→ **Data provided**
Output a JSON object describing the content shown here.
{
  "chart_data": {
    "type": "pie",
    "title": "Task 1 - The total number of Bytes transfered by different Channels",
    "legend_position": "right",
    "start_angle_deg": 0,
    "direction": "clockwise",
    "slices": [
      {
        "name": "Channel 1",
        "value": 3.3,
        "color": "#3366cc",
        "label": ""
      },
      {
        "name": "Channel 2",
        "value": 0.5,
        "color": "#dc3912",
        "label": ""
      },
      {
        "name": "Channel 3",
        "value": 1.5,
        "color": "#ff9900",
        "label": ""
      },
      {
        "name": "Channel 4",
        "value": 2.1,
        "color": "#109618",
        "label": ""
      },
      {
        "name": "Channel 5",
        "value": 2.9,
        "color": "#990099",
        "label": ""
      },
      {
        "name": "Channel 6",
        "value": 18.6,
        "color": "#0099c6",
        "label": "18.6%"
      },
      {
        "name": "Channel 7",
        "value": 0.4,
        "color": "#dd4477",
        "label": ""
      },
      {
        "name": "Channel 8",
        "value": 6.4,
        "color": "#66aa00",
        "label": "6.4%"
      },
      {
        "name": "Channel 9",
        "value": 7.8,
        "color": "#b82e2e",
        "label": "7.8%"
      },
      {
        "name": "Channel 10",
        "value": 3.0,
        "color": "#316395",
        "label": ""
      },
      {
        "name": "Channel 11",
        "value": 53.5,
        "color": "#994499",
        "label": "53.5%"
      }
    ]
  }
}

---

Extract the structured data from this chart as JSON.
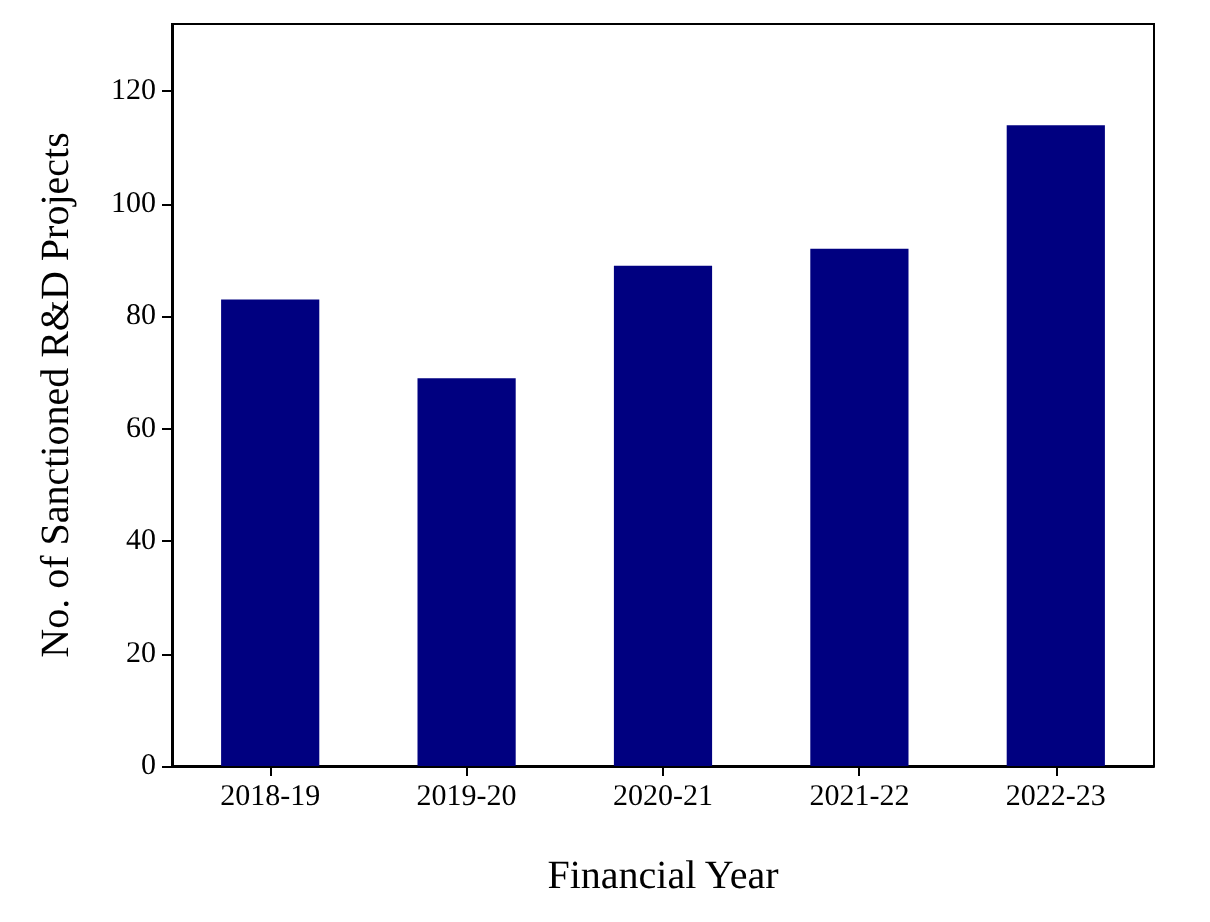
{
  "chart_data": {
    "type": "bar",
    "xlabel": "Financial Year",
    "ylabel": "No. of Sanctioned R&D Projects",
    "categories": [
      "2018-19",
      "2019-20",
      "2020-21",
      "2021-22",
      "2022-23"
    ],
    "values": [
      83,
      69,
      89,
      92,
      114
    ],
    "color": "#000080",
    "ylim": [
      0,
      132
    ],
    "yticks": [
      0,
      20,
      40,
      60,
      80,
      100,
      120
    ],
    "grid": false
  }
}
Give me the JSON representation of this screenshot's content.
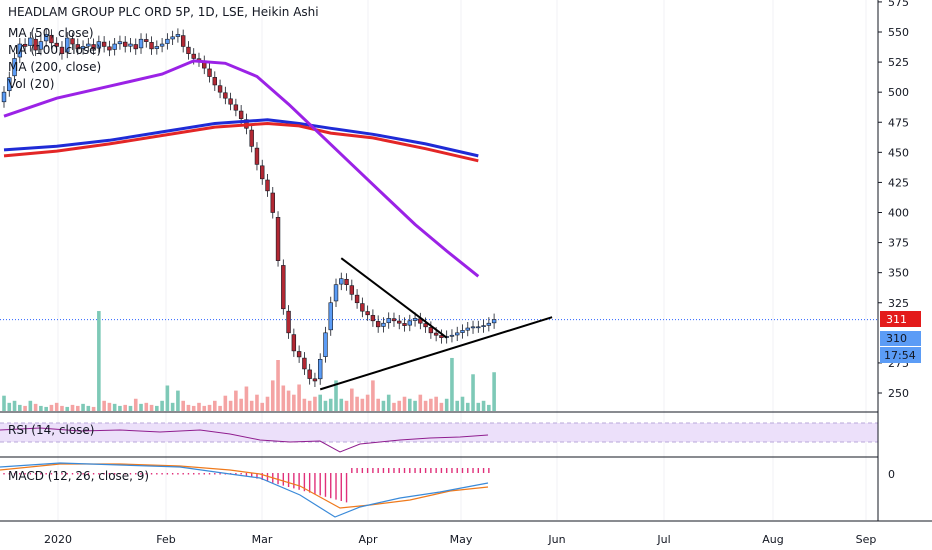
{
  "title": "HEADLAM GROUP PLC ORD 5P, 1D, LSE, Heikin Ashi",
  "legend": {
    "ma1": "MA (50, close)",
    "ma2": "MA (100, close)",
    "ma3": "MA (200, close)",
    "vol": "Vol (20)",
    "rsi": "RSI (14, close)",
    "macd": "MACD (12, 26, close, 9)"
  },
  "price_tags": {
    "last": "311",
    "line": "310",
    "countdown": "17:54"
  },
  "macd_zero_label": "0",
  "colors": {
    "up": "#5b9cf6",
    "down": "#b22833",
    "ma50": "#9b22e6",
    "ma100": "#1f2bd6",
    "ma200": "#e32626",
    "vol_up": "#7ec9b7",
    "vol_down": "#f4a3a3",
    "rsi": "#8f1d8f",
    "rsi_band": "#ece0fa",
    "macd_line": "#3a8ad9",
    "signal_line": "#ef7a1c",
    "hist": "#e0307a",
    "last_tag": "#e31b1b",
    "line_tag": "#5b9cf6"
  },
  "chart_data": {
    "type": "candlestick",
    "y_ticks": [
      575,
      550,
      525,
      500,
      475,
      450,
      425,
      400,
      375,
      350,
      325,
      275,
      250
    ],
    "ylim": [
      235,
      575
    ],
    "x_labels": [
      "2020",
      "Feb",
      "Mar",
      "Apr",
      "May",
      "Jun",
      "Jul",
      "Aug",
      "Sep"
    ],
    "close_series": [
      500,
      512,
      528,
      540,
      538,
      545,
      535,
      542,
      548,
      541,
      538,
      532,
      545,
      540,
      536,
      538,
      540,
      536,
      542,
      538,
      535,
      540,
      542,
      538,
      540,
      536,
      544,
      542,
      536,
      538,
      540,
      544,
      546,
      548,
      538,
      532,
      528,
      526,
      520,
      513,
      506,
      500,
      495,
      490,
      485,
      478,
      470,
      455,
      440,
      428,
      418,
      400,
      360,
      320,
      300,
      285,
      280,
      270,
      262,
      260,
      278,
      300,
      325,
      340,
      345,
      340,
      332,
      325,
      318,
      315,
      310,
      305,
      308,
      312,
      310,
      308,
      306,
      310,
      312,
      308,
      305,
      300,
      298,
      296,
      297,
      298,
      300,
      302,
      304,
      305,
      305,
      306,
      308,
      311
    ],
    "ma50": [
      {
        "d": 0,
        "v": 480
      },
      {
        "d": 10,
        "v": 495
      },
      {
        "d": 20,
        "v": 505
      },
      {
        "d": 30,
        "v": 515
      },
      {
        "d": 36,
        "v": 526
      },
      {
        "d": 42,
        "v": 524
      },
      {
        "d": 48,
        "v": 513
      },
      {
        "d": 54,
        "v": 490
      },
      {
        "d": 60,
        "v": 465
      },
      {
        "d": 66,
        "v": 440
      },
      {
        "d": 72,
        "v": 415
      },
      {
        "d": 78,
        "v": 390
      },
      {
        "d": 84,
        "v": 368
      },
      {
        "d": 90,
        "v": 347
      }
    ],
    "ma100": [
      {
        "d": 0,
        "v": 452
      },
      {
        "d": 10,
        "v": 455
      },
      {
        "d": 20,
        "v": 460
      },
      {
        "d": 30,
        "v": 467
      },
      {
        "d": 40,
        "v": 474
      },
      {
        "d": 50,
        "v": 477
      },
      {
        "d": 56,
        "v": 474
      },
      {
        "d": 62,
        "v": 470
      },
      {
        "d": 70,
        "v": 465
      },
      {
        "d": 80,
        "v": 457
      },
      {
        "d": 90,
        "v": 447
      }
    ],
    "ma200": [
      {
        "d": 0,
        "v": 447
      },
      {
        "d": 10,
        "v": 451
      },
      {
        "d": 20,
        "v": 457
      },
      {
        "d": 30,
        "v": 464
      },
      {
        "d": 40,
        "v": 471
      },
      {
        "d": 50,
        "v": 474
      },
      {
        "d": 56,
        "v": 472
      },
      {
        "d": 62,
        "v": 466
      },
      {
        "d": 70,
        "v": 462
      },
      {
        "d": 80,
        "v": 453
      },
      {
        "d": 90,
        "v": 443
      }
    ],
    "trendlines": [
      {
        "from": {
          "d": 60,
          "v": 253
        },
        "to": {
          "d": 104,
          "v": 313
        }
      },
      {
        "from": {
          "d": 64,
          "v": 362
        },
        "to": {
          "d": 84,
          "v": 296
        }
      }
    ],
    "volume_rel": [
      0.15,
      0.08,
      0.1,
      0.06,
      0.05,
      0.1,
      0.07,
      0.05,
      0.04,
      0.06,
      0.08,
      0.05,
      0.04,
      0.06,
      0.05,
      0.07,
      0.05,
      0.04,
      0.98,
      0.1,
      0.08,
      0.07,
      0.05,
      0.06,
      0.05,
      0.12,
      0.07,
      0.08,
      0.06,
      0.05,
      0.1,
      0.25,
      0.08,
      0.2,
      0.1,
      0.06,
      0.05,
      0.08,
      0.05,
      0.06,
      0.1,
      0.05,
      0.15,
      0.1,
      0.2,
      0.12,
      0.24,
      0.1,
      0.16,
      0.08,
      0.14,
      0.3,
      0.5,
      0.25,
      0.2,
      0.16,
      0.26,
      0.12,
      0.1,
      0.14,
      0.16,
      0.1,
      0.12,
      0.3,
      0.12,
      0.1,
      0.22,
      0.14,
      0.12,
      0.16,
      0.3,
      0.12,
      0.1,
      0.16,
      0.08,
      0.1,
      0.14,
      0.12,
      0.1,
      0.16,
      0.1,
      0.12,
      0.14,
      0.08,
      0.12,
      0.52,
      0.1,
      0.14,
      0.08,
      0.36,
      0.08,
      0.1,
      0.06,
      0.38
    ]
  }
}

→ **Short task**
Check every line of the data, and copy the ones that contain "content".

→ **Output for this task**
Output a JSON object describing the content shown here.
Give me the JSON representation of this screenshot's content.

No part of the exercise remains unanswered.